**** Given text

On our way to the hotel, our Tour Director once again reminded us that we were in Bosnia, so we had to lower our expectations a little bit when it comes to hotel amenities. He said that our hotel was not bad at all and the staff are friendly and helpful, but the rooms could be lacking in certain ways. Once we got there, we understood what he meant.


The room assigned to my roommate and I was a spacious suite in a corner of the top floor that could fit a family of five or more. There was a sitting area, a good-sized bedroom (presumably for kids as it had one double bed and one single bed), and a master bedroom with a king bed. The bathroom was equipped with a spacious fancy shower with body jets and a large tub.


My roommate got there first. She took the stairs because she only had a couple of backpacks. I had to wait for the elevator because the hotel only had one and it was so tiny that it could only fit two persons and two pieces of luggage. By the time I arrived, she had already unpacked.


“Welcome to our penthouse suite,” she said. After looking around, I said to her, “Wow, all these just for the two of us?”

********
**** Dataset excerpts

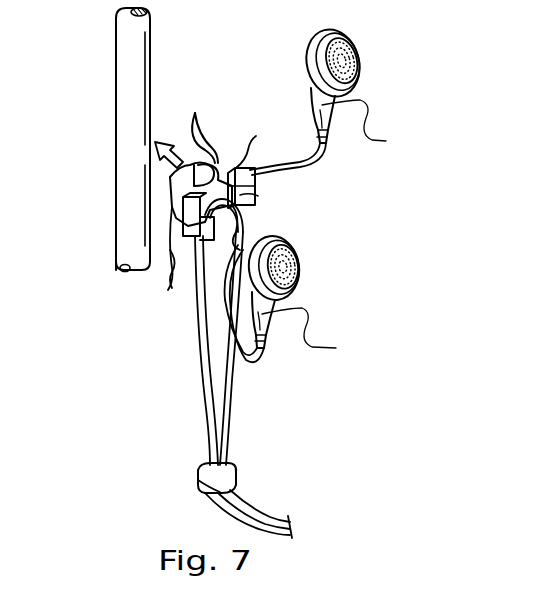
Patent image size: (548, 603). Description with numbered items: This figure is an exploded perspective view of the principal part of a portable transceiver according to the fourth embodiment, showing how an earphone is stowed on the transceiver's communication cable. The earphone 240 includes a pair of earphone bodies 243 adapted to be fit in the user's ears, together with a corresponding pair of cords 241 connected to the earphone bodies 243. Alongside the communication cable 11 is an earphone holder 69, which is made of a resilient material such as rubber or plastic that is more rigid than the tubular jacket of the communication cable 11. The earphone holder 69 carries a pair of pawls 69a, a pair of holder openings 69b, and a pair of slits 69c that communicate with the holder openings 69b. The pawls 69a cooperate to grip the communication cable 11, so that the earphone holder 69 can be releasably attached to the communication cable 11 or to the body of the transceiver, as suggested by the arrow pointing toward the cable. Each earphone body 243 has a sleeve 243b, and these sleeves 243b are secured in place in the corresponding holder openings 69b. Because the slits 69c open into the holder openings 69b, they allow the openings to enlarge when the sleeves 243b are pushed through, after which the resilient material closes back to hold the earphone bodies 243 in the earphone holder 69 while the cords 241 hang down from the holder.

The communication cable 11 is at (116, 156).
The earphone holder 69 is at (175, 180).
The pawls 69a is at (196, 112).
The holder openings 69b is at (211, 212).
The slits 69c is at (248, 192).
The earphone 240 is at (236, 444).
The cords 241 is at (200, 384).
The earphone bodies 243 is at (356, 40).
The sleeves 243b is at (356, 233).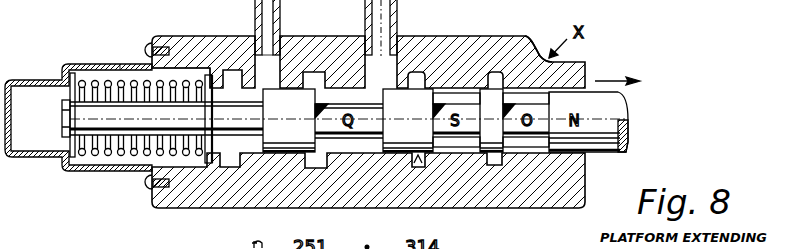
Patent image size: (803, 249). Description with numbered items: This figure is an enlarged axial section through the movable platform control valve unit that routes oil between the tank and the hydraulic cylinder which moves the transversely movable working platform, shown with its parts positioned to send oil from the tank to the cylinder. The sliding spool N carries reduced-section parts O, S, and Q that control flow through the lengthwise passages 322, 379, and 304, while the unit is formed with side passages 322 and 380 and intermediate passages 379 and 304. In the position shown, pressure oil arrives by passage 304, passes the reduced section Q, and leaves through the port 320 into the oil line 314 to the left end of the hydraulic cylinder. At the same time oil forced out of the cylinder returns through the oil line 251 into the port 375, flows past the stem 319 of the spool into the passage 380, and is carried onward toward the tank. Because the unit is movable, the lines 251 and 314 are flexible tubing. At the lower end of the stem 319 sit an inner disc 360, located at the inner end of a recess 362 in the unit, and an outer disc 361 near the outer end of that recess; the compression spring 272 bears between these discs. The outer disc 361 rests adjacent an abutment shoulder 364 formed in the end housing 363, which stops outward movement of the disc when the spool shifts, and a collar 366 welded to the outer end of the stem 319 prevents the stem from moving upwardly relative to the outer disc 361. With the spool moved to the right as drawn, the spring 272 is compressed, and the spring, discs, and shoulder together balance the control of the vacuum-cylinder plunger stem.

The oil line 251 is at (296, 0).
The compression spring 272 is at (130, 152).
The passage 304 is at (318, 160).
The oil line 314 is at (393, 13).
The stem 319 is at (248, 123).
The port 320 is at (394, 70).
The passage 322 is at (533, 38).
The disc 360 is at (186, 70).
The disc 361 is at (73, 160).
The recess 362 is at (196, 160).
The housing 363 is at (129, 64).
The abutment shoulder 364 is at (103, 64).
The collar 366 is at (66, 136).
The port 375 is at (268, 67).
The passage 379 is at (418, 163).
The passage 380 is at (246, 121).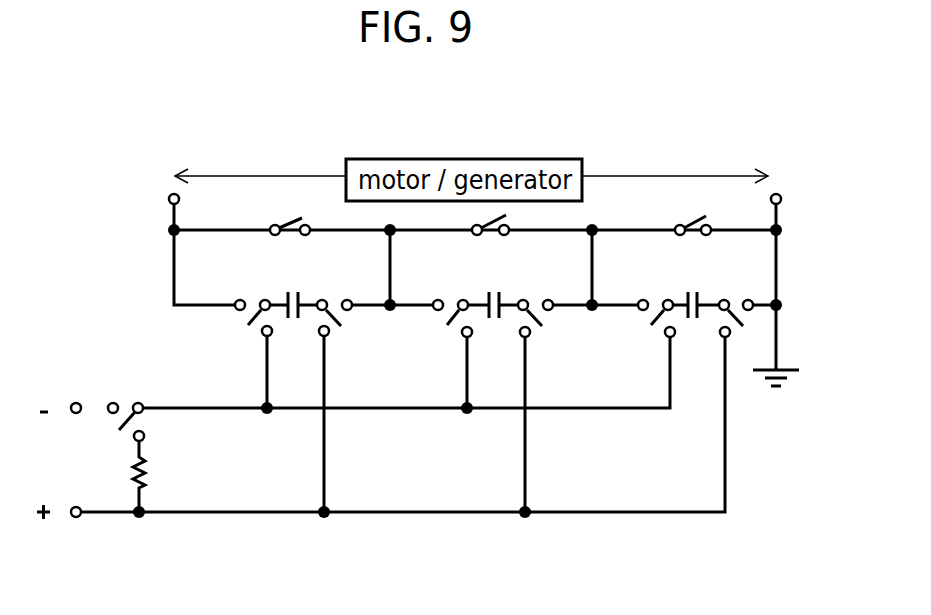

********

Stated exercise
Continue the hotel-stay account from its last line. The items were taken from a separate source.

Response below
She took the double bed for herself and gave me the master bedroom. She told me that I deserved a treat because this trip was my “mommy-me-time” trip. I thanked her for her generosity and promised that she’d get the next suite, if we ever get booked into a similar room in the next few days.


But there was a catch...three catches actually!


For one, our room was a suite alright, but the furniture pieces were mismatched and arranged haphazardly in the rooms, as if the suite was prepared at the last minute. The air was musty, as if the room had not been opened for a long time until recently. It smelled of cigarette smoke as well, and the weak air-conditioning did not do much to obliterate it.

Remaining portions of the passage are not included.